### Exercise task
Which lines contain the word "test"? Return each of them as written.

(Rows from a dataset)
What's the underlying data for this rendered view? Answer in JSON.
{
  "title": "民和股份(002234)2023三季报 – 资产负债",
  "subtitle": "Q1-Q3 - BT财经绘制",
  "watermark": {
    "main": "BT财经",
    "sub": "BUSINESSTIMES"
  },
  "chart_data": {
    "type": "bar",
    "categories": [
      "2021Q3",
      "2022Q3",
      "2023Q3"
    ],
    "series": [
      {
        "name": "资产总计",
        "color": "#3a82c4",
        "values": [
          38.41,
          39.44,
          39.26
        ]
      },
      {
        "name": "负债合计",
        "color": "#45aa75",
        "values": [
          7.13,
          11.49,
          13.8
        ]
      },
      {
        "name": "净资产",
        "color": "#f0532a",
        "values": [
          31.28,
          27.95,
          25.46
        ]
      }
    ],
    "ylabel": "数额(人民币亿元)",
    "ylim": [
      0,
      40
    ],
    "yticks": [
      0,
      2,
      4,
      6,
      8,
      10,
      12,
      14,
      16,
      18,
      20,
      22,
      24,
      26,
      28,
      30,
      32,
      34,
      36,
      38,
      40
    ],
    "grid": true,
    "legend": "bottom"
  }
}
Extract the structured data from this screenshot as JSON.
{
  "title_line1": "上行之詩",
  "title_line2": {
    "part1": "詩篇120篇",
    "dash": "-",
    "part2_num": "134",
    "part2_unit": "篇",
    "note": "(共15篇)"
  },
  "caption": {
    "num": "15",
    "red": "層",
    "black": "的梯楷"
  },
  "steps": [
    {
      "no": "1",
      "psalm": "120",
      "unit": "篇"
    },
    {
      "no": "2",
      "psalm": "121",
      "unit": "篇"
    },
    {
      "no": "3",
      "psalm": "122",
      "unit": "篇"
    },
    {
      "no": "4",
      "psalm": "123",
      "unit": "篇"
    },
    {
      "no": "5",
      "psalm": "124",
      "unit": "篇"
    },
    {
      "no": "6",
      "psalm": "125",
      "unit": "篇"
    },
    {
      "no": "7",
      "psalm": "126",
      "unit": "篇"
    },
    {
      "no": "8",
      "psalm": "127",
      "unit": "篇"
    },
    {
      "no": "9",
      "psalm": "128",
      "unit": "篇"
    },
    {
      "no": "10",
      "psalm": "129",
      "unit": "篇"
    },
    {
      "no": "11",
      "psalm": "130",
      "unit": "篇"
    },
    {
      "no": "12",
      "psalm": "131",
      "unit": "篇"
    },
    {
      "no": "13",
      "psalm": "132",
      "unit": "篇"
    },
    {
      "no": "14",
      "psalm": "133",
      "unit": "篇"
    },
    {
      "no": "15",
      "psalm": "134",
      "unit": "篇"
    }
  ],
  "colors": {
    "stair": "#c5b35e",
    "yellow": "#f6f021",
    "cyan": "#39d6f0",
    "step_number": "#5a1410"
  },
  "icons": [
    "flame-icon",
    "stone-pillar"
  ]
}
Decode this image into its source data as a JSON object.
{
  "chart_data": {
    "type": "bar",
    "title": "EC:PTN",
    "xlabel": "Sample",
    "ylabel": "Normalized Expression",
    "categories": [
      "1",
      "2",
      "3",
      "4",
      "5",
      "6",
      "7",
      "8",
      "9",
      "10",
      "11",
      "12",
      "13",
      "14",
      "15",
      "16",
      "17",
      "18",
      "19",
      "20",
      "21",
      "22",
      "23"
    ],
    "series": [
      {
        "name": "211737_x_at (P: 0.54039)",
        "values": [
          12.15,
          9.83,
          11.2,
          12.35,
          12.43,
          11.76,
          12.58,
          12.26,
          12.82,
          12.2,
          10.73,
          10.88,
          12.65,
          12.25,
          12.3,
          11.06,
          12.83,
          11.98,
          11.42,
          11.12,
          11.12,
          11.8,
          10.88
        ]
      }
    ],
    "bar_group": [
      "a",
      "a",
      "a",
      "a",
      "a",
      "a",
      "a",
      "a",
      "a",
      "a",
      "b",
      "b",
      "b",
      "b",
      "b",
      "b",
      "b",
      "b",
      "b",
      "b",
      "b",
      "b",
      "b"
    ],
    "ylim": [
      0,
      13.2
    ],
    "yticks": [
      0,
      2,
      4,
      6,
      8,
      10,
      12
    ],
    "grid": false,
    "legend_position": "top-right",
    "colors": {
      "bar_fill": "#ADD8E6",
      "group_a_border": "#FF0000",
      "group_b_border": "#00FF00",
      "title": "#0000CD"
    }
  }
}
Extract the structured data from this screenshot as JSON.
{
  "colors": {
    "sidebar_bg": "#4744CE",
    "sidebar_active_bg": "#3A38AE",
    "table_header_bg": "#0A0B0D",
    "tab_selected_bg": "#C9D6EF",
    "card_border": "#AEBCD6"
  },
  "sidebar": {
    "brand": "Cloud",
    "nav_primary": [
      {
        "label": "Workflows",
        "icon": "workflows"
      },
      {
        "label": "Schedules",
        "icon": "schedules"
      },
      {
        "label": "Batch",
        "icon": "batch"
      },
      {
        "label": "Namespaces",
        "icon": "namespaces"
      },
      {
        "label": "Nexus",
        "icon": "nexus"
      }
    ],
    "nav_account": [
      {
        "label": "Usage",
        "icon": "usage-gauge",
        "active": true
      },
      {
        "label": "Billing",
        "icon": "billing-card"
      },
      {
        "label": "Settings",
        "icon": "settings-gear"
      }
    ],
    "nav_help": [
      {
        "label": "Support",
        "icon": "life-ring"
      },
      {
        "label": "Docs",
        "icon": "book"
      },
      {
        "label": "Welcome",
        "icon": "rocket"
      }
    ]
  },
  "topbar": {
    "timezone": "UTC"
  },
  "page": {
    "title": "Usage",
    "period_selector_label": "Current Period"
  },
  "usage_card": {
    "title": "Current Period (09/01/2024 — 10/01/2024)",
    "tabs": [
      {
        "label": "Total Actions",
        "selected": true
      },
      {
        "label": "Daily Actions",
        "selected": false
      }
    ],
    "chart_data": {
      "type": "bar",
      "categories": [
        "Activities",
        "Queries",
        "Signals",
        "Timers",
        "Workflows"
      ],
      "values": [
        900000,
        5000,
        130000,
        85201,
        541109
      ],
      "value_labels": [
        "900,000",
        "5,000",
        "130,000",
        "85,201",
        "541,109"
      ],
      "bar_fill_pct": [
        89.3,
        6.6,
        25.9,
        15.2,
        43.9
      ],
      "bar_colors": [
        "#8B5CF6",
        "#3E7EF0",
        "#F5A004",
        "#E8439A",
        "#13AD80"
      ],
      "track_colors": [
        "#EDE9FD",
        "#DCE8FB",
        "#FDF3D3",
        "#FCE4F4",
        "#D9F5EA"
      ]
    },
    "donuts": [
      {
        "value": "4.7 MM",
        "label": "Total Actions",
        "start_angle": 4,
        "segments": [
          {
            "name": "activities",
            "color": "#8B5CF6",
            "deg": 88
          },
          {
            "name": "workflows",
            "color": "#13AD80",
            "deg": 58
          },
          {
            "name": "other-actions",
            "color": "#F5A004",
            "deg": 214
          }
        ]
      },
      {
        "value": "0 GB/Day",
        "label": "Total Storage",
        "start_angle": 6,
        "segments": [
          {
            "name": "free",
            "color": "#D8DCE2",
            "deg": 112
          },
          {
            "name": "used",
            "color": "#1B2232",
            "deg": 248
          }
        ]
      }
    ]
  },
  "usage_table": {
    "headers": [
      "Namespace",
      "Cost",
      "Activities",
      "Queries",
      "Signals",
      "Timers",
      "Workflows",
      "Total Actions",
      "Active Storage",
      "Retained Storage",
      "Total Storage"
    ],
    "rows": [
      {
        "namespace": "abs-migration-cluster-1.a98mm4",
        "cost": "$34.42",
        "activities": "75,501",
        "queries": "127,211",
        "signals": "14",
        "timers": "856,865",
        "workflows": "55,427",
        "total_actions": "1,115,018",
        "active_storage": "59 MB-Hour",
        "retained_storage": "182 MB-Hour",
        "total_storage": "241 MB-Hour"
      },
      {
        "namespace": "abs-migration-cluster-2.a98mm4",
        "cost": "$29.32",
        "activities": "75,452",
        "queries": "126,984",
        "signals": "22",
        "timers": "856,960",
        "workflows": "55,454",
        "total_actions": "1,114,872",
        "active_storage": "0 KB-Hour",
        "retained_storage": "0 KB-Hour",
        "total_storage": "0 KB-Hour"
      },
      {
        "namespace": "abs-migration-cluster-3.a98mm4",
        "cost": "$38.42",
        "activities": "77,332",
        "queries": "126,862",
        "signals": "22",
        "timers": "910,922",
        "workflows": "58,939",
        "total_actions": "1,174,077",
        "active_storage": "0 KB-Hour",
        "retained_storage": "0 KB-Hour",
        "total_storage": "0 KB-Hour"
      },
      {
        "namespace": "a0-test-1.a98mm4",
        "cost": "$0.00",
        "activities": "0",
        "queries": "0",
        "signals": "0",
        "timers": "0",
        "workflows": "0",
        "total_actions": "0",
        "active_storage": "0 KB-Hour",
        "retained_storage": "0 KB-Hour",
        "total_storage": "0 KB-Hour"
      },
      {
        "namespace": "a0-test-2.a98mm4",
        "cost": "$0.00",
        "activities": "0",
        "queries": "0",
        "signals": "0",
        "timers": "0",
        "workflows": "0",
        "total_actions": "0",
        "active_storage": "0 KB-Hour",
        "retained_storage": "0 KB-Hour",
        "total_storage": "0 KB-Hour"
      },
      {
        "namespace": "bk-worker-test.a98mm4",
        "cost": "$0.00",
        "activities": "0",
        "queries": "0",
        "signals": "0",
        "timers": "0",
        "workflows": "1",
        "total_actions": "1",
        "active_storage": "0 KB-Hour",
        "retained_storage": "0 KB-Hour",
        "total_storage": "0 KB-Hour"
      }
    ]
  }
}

### Response below
        "namespace": "a0-test-1.a98mm4",
        "namespace": "a0-test-2.a98mm4",
        "namespace": "bk-worker-test.a98mm4",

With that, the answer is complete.